-- Start Material shown --

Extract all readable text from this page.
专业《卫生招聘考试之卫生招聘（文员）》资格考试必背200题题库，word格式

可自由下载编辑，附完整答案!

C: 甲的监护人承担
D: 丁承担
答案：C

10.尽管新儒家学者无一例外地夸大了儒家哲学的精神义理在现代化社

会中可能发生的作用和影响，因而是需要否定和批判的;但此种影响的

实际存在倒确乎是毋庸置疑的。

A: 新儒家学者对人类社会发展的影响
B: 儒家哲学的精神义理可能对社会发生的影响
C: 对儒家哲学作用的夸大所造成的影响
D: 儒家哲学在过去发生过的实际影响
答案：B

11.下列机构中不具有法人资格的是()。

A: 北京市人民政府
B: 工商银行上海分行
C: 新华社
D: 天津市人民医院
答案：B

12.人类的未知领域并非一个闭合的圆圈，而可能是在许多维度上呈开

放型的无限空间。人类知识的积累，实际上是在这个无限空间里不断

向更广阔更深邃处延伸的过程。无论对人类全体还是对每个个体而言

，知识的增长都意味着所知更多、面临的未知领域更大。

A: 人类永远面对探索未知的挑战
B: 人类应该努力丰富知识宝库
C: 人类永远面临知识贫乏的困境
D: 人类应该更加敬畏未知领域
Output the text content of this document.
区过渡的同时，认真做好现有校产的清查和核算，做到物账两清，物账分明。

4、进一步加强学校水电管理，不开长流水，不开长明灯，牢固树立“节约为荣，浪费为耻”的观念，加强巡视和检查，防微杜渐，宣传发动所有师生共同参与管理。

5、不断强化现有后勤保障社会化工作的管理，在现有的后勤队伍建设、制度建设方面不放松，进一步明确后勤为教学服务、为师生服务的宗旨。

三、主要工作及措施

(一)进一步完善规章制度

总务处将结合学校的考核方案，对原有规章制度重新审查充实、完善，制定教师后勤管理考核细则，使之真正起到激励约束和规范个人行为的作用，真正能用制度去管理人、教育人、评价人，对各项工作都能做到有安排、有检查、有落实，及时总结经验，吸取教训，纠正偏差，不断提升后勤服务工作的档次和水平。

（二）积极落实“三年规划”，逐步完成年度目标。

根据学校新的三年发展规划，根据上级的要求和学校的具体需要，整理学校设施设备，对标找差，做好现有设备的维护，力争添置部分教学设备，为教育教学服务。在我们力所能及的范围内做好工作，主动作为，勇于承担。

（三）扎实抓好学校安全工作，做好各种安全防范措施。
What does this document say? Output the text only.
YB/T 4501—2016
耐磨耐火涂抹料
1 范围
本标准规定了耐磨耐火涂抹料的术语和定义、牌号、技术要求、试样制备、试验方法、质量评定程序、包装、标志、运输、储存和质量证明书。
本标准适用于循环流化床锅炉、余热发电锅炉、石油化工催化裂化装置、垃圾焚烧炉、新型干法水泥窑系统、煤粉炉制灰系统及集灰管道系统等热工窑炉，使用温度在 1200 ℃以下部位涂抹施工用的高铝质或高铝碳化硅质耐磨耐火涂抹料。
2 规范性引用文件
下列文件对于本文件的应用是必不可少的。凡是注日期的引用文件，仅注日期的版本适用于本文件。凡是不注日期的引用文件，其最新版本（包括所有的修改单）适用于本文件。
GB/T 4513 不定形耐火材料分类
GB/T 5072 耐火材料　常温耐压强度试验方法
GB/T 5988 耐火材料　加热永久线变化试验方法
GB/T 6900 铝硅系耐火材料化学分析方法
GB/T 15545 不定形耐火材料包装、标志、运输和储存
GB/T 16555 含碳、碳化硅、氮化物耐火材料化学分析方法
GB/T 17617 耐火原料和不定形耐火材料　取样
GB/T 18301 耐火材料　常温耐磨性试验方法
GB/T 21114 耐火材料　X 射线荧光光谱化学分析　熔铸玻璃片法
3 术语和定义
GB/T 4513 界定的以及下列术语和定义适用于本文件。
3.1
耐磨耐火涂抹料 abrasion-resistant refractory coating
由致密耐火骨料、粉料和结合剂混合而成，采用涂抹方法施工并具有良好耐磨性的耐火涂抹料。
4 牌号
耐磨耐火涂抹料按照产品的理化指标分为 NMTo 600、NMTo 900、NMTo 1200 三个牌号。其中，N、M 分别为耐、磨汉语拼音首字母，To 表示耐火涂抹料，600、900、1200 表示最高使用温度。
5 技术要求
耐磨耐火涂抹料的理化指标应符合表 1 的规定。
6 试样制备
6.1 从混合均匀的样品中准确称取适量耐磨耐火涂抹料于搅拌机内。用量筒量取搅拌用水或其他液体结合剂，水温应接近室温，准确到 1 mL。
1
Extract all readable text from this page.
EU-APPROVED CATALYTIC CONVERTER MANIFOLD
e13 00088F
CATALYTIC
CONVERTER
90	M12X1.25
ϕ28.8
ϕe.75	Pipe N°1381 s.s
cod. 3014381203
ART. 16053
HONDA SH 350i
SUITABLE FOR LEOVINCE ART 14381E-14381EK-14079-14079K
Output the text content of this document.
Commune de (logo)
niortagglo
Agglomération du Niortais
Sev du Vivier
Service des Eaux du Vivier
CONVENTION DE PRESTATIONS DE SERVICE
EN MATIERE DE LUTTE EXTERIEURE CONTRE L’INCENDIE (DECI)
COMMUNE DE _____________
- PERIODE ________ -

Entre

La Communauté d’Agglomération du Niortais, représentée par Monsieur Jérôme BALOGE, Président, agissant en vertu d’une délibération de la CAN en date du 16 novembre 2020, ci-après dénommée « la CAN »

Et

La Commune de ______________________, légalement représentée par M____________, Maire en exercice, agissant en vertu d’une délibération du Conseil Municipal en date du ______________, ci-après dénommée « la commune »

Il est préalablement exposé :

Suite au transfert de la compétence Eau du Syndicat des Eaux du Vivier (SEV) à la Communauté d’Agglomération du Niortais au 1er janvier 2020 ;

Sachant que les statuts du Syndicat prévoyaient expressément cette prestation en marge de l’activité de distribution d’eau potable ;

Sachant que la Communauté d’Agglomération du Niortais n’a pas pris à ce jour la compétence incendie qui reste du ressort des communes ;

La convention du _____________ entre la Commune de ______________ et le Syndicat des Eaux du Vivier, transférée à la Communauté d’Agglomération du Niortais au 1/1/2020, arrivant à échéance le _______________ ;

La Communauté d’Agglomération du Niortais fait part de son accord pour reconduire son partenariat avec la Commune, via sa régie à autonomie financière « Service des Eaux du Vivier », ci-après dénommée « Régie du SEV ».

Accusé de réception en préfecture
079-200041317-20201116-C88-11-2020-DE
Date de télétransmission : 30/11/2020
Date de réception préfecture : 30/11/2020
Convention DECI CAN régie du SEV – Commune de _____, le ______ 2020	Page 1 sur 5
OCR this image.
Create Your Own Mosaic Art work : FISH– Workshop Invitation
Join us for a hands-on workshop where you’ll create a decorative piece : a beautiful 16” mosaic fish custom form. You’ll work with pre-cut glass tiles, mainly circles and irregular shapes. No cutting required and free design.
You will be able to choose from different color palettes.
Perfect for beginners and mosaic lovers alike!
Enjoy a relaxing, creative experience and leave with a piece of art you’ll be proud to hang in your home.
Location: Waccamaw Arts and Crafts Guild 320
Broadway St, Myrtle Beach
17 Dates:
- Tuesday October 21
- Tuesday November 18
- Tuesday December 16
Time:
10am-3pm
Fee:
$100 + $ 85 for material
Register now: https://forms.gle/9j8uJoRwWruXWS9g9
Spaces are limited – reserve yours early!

-- End Material shown --

Set exercise
Only lines with "Communauté" are wanted here; list each of them.

Written response
La Communauté d’Agglomération du Niortais, représentée par Monsieur Jérôme BALOGE, Président, agissant en vertu d’une délibération de la CAN en date du 16 novembre 2020, ci-après dénommée « la CAN »
Suite au transfert de la compétence Eau du Syndicat des Eaux du Vivier (SEV) à la Communauté d’Agglomération du Niortais au 1er janvier 2020 ;
Sachant que la Communauté d’Agglomération du Niortais n’a pas pris à ce jour la compétence incendie qui reste du ressort des communes ;
La convention du _____________ entre la Commune de ______________ et le Syndicat des Eaux du Vivier, transférée à la Communauté d’Agglomération du Niortais au 1/1/2020, arrivant à échéance le _______________ ;
La Communauté d’Agglomération du Niortais fait part de son accord pour reconduire son partenariat avec la Commune, via sa régie à autonomie financière « Service des Eaux du Vivier », ci-après dénommée « Régie du SEV ».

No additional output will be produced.